Data listing:
● ● ●
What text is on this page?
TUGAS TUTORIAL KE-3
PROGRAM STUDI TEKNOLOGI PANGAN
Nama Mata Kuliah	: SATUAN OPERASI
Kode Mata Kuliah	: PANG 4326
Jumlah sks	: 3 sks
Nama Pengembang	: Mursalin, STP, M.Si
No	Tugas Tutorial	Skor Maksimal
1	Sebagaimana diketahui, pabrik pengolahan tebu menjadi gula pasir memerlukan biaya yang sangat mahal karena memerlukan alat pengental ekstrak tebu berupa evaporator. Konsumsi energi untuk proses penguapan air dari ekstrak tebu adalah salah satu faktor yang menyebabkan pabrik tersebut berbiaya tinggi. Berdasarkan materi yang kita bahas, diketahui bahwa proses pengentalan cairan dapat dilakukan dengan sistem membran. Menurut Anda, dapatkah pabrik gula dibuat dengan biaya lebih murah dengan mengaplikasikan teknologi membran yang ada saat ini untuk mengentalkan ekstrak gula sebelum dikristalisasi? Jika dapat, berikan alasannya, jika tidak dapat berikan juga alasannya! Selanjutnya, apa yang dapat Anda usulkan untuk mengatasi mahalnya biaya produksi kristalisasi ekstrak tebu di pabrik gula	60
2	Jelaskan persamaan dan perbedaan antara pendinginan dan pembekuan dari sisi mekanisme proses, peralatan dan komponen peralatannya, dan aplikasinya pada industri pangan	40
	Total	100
● ● ●
Instruction:
Report all lines of the material that contain the word "Kuliah".

Correct answer:
Nama Mata Kuliah	: SATUAN OPERASI
Kode Mata Kuliah	: PANG 4326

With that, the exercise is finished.